* [What this task involves]: Restate the records in their entirety, word for word.

* [Input for this task]:
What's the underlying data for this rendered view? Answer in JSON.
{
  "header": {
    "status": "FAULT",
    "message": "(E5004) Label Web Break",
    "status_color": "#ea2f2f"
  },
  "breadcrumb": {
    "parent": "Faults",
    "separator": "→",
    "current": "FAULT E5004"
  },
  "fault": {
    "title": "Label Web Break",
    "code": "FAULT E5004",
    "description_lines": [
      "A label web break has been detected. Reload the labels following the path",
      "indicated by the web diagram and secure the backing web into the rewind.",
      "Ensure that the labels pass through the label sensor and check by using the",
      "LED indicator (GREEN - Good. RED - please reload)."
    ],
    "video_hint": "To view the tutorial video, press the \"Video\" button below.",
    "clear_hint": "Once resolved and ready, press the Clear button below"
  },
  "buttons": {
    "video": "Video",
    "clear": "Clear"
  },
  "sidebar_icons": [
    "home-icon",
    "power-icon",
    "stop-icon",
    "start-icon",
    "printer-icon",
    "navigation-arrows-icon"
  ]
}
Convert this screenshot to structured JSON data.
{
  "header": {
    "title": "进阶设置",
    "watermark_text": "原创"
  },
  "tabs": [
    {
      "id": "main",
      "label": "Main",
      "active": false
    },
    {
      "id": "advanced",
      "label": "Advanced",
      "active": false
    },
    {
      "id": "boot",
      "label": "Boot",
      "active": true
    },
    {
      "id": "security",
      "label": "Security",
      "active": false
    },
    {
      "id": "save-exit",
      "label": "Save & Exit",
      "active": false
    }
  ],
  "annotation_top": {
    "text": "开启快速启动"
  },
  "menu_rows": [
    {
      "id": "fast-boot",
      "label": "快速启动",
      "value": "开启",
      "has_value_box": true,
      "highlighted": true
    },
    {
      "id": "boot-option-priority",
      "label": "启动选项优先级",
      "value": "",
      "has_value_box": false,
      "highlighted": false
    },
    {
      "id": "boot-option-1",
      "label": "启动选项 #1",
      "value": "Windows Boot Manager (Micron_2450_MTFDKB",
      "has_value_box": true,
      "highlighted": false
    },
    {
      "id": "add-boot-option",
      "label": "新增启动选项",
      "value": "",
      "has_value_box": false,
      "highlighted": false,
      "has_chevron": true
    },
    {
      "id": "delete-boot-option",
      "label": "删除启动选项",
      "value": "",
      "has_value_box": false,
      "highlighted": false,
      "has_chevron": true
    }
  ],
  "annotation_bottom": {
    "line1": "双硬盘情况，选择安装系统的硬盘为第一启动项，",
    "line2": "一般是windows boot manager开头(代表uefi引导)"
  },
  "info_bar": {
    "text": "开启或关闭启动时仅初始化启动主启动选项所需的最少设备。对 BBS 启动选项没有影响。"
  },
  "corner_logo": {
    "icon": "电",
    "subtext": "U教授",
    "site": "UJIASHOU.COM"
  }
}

* [Solution to the exercise]:
What's the underlying data for this rendered view? Answer in JSON.
{
  "header": {
    "status": "FAULT",
    "message": "(E5004) Label Web Break",
    "status_color": "#ea2f2f"
  },
  "breadcrumb": {
    "parent": "Faults",
    "separator": "→",
    "current": "FAULT E5004"
  },
  "fault": {
    "title": "Label Web Break",
    "code": "FAULT E5004",
    "description_lines": [
      "A label web break has been detected. Reload the labels following the path",
      "indicated by the web diagram and secure the backing web into the rewind.",
      "Ensure that the labels pass through the label sensor and check by using the",
      "LED indicator (GREEN - Good. RED - please reload)."
    ],
    "video_hint": "To view the tutorial video, press the \"Video\" button below.",
    "clear_hint": "Once resolved and ready, press the Clear button below"
  },
  "buttons": {
    "video": "Video",
    "clear": "Clear"
  },
  "sidebar_icons": [
    "home-icon",
    "power-icon",
    "stop-icon",
    "start-icon",
    "printer-icon",
    "navigation-arrows-icon"
  ]
}
Convert this screenshot to structured JSON data.
{
  "header": {
    "title": "进阶设置",
    "watermark_text": "原创"
  },
  "tabs": [
    {
      "id": "main",
      "label": "Main",
      "active": false
    },
    {
      "id": "advanced",
      "label": "Advanced",
      "active": false
    },
    {
      "id": "boot",
      "label": "Boot",
      "active": true
    },
    {
      "id": "security",
      "label": "Security",
      "active": false
    },
    {
      "id": "save-exit",
      "label": "Save & Exit",
      "active": false
    }
  ],
  "annotation_top": {
    "text": "开启快速启动"
  },
  "menu_rows": [
    {
      "id": "fast-boot",
      "label": "快速启动",
      "value": "开启",
      "has_value_box": true,
      "highlighted": true
    },
    {
      "id": "boot-option-priority",
      "label": "启动选项优先级",
      "value": "",
      "has_value_box": false,
      "highlighted": false
    },
    {
      "id": "boot-option-1",
      "label": "启动选项 #1",
      "value": "Windows Boot Manager (Micron_2450_MTFDKB",
      "has_value_box": true,
      "highlighted": false
    },
    {
      "id": "add-boot-option",
      "label": "新增启动选项",
      "value": "",
      "has_value_box": false,
      "highlighted": false,
      "has_chevron": true
    },
    {
      "id": "delete-boot-option",
      "label": "删除启动选项",
      "value": "",
      "has_value_box": false,
      "highlighted": false,
      "has_chevron": true
    }
  ],
  "annotation_bottom": {
    "line1": "双硬盘情况，选择安装系统的硬盘为第一启动项，",
    "line2": "一般是windows boot manager开头(代表uefi引导)"
  },
  "info_bar": {
    "text": "开启或关闭启动时仅初始化启动主启动选项所需的最少设备。对 BBS 启动选项没有影响。"
  },
  "corner_logo": {
    "icon": "电",
    "subtext": "U教授",
    "site": "UJIASHOU.COM"
  }
}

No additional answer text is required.